> GIVEN REQUEST: Search the data below for the word "Densusianu" and copy each line that holds it.

-*-

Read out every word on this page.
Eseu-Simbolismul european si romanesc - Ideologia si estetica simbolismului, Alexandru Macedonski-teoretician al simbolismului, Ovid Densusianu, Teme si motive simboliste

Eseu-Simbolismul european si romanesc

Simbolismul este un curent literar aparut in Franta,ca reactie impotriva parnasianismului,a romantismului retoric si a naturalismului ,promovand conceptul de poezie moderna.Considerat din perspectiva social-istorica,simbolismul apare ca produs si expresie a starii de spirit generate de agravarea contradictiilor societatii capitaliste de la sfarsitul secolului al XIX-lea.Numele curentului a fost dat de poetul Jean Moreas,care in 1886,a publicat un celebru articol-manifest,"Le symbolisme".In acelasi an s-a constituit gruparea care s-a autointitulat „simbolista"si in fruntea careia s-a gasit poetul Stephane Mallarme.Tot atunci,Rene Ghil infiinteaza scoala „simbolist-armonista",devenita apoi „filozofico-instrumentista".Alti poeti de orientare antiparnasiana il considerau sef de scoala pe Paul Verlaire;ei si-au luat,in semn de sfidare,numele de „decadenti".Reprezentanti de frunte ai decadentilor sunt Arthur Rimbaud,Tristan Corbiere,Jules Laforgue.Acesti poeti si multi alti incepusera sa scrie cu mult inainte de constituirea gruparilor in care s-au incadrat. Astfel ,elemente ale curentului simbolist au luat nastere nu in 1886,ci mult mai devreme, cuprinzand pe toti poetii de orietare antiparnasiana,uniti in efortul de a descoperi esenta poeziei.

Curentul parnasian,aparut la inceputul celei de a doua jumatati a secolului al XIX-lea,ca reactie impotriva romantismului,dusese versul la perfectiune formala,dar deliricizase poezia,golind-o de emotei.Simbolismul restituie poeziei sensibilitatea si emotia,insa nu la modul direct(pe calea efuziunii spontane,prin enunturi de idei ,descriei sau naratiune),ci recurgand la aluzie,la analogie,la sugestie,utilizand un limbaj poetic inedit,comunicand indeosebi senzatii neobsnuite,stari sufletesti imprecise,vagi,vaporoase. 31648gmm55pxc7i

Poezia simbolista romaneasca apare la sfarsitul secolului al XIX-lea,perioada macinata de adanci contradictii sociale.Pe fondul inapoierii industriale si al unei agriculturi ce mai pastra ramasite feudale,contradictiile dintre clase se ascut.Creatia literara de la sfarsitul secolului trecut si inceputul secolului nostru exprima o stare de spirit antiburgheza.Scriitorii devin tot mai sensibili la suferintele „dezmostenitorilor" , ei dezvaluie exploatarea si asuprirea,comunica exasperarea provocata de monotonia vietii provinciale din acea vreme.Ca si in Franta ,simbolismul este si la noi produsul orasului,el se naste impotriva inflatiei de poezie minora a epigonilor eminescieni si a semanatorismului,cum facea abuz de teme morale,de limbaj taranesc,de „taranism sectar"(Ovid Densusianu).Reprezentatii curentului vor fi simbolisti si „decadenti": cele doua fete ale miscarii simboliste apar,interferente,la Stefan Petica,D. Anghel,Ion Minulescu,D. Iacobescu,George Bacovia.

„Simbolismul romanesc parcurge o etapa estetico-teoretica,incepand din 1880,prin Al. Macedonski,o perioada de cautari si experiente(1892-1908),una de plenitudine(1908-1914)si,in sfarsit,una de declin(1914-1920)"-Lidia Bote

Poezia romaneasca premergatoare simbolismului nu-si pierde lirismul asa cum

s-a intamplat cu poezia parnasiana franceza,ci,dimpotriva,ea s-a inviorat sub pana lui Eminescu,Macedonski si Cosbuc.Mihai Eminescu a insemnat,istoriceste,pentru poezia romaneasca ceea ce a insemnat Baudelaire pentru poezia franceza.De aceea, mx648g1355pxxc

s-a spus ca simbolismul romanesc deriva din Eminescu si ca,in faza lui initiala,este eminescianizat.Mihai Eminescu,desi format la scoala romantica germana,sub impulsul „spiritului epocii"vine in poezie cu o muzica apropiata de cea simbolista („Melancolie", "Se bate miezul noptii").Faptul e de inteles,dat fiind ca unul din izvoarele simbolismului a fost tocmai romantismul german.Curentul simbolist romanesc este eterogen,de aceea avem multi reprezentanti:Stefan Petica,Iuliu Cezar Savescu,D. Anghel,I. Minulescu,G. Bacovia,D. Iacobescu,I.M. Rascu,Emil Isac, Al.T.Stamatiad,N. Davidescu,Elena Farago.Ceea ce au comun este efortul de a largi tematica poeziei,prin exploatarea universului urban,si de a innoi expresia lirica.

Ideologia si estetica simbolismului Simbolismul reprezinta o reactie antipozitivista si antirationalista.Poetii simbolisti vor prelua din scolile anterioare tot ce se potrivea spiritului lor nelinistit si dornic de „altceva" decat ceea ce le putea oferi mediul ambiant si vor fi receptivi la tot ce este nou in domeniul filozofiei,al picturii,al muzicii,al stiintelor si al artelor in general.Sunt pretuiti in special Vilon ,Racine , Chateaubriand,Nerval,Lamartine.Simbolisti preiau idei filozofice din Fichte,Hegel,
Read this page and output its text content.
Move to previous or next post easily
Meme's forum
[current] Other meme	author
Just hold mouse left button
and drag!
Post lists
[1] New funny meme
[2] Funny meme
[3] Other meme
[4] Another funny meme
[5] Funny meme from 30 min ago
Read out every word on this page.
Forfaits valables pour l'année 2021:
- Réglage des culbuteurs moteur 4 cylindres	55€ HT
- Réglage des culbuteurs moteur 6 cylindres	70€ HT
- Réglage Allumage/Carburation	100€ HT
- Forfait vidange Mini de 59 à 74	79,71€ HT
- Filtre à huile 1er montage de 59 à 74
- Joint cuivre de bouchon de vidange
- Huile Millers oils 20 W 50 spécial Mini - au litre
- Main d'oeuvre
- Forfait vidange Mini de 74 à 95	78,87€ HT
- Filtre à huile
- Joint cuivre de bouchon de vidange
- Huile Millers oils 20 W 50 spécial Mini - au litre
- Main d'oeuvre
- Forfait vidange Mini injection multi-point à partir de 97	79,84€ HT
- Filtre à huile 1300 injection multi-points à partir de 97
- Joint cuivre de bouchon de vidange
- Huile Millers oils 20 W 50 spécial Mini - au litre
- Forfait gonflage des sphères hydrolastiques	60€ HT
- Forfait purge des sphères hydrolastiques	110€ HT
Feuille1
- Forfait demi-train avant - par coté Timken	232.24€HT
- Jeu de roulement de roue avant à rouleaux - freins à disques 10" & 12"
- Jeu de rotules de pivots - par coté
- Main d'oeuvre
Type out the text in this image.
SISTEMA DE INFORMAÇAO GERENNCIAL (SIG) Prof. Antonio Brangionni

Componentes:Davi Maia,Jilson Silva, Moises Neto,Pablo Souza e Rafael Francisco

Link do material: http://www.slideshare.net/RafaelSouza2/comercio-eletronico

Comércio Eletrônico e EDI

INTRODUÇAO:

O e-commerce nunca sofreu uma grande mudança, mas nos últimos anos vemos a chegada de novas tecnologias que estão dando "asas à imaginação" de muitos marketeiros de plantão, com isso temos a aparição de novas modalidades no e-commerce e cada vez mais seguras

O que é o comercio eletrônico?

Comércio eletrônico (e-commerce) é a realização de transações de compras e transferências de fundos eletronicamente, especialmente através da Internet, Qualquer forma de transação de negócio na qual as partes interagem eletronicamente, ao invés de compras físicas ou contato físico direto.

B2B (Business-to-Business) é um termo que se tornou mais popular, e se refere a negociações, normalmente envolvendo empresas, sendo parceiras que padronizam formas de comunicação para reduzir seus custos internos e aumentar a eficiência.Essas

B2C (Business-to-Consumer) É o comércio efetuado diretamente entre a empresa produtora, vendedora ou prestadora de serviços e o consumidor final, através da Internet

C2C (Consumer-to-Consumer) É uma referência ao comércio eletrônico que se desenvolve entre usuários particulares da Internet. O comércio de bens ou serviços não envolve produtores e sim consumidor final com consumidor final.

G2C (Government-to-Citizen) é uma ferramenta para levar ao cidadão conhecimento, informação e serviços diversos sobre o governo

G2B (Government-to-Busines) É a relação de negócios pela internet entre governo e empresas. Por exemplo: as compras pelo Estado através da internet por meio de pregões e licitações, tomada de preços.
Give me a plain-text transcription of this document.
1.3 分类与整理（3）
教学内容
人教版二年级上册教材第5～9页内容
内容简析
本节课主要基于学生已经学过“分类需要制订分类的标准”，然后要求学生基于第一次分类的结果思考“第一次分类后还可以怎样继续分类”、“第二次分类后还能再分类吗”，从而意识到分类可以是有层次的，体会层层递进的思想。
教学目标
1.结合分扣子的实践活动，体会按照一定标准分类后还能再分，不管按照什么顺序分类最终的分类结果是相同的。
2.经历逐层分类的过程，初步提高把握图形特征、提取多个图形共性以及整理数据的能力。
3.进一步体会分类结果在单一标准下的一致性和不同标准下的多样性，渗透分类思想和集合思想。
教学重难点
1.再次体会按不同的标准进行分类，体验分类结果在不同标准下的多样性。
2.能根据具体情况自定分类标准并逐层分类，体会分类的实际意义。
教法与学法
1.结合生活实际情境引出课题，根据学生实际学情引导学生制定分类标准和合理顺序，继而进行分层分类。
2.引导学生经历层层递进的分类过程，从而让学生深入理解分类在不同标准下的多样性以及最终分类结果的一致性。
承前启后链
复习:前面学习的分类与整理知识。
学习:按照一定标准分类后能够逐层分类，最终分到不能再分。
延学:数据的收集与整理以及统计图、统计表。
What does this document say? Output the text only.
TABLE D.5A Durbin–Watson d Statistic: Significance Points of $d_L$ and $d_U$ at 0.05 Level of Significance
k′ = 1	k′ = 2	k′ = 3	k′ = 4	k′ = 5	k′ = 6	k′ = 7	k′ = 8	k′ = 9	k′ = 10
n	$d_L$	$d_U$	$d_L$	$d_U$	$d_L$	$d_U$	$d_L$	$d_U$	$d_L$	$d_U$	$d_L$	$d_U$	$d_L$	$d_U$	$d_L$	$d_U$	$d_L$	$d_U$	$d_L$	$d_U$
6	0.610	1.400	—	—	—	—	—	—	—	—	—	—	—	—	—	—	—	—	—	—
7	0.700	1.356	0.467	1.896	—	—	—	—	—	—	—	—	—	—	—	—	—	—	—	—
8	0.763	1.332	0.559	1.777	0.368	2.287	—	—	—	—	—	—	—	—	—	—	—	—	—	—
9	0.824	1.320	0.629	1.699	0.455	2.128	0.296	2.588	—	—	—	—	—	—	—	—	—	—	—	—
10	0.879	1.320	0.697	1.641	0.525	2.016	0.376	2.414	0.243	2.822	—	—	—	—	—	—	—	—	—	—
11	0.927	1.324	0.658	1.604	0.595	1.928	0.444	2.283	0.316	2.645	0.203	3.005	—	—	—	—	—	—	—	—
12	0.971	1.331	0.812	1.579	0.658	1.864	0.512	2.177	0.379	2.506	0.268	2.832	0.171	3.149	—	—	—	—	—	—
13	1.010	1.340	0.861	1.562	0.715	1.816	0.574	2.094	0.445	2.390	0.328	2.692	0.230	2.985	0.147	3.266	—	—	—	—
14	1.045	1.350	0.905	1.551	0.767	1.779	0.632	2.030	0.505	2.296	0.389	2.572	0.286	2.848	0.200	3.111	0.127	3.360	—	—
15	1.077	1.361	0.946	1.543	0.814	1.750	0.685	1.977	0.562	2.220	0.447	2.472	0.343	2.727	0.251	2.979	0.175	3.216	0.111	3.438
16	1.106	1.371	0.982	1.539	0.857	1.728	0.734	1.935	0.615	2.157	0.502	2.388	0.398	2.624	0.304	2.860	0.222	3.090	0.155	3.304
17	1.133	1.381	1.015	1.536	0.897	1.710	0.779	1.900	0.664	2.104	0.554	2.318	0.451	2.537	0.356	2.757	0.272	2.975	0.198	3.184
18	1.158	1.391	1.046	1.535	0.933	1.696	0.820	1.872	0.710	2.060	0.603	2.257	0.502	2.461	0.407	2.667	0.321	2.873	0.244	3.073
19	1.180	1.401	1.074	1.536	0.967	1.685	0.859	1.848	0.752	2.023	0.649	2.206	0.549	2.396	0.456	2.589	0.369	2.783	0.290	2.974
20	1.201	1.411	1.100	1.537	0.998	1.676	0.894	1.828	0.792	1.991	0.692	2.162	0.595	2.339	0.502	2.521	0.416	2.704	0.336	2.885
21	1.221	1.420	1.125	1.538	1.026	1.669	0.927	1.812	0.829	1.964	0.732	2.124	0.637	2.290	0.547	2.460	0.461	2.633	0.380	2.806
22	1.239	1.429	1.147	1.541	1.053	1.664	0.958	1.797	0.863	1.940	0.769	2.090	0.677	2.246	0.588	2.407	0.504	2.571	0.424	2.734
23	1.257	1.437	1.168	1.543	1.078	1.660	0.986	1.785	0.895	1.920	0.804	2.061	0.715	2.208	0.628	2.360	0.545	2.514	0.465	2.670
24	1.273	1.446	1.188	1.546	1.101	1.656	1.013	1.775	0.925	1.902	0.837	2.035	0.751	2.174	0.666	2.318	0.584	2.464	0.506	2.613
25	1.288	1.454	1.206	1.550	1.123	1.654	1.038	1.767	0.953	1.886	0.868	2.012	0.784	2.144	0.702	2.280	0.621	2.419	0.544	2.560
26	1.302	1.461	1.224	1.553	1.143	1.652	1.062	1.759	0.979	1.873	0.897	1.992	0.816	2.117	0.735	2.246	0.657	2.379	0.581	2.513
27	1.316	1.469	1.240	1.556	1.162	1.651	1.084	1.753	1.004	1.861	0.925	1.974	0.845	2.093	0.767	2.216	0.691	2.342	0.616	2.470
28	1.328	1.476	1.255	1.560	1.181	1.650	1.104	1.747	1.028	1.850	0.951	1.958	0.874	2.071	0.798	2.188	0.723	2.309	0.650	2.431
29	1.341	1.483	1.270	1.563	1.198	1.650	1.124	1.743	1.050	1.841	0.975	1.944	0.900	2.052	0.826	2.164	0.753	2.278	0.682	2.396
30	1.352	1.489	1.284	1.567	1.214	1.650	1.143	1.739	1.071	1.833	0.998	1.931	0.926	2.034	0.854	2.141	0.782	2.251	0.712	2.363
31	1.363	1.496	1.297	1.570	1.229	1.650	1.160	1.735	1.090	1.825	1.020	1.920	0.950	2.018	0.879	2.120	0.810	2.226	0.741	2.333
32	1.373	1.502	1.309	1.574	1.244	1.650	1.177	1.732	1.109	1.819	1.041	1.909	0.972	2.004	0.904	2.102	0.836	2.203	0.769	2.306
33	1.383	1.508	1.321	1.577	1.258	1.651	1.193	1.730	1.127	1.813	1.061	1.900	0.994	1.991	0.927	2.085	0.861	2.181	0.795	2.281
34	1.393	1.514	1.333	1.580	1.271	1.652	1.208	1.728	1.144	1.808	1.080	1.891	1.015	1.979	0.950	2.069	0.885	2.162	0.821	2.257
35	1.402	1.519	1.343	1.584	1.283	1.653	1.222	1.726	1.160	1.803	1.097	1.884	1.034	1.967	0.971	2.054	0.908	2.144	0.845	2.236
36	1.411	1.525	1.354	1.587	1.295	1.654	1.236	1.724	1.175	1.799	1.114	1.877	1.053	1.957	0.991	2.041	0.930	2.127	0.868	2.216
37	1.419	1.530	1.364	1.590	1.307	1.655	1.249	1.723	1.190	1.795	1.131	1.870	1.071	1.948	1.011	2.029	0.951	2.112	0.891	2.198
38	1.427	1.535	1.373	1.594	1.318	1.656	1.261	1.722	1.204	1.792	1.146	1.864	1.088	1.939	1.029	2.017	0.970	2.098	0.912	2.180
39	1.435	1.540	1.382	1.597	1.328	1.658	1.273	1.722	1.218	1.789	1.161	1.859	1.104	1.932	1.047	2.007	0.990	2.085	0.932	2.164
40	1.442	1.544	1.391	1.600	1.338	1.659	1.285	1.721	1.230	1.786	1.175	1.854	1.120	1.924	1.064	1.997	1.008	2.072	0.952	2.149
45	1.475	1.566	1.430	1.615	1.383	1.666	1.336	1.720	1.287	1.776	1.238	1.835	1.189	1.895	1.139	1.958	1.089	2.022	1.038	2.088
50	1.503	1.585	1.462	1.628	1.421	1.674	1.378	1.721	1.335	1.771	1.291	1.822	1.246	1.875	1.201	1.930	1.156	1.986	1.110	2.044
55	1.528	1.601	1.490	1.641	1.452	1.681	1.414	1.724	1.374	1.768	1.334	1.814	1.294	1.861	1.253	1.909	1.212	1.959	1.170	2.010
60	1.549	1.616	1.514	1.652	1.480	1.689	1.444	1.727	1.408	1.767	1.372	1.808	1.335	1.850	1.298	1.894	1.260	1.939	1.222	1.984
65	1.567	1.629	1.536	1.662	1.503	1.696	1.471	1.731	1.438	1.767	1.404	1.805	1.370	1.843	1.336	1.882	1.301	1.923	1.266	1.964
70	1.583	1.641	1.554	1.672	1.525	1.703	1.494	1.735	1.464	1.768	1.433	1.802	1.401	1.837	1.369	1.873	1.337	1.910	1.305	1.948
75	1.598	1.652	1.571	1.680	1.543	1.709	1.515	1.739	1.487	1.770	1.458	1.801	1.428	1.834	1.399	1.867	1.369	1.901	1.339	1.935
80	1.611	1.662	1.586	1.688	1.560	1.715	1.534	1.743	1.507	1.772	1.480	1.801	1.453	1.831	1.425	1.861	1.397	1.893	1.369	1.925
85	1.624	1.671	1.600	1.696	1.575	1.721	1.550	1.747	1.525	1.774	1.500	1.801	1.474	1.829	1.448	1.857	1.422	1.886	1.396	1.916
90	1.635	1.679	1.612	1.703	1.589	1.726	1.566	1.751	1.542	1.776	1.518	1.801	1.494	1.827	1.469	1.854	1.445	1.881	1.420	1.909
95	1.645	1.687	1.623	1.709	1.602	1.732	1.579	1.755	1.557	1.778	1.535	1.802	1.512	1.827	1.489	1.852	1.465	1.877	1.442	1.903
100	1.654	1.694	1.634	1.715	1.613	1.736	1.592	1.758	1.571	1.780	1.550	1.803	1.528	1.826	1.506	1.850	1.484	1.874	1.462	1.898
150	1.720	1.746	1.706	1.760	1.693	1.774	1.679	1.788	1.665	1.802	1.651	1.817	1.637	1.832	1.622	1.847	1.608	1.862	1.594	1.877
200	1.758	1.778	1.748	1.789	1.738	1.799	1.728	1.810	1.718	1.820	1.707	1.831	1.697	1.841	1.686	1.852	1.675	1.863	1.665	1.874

-*-

> WRITTEN ANSWER:
Eseu-Simbolismul european si romanesc - Ideologia si estetica simbolismului, Alexandru Macedonski-teoretician al simbolismului, Ovid Densusianu, Teme si motive simboliste
Poezia simbolista romaneasca apare la sfarsitul secolului al XIX-lea,perioada macinata de adanci contradictii sociale.Pe fondul inapoierii industriale si al unei agriculturi ce mai pastra ramasite feudale,contradictiile dintre clase se ascut.Creatia literara de la sfarsitul secolului trecut si inceputul secolului nostru exprima o stare de spirit antiburgheza.Scriitorii devin tot mai sensibili la suferintele „dezmostenitorilor" , ei dezvaluie exploatarea si asuprirea,comunica exasperarea provocata de monotonia vietii provinciale din acea vreme.Ca si in Franta ,simbolismul este si la noi produsul orasului,el se naste impotriva inflatiei de poezie minora a epigonilor eminescieni si a semanatorismului,cum facea abuz de teme morale,de limbaj taranesc,de „taranism sectar"(Ovid Densusianu).Reprezentatii curentului vor fi simbolisti si „decadenti": cele doua fete ale miscarii simboliste apar,interferente,la Stefan Petica,D. Anghel,Ion Minulescu,D. Iacobescu,George Bacovia.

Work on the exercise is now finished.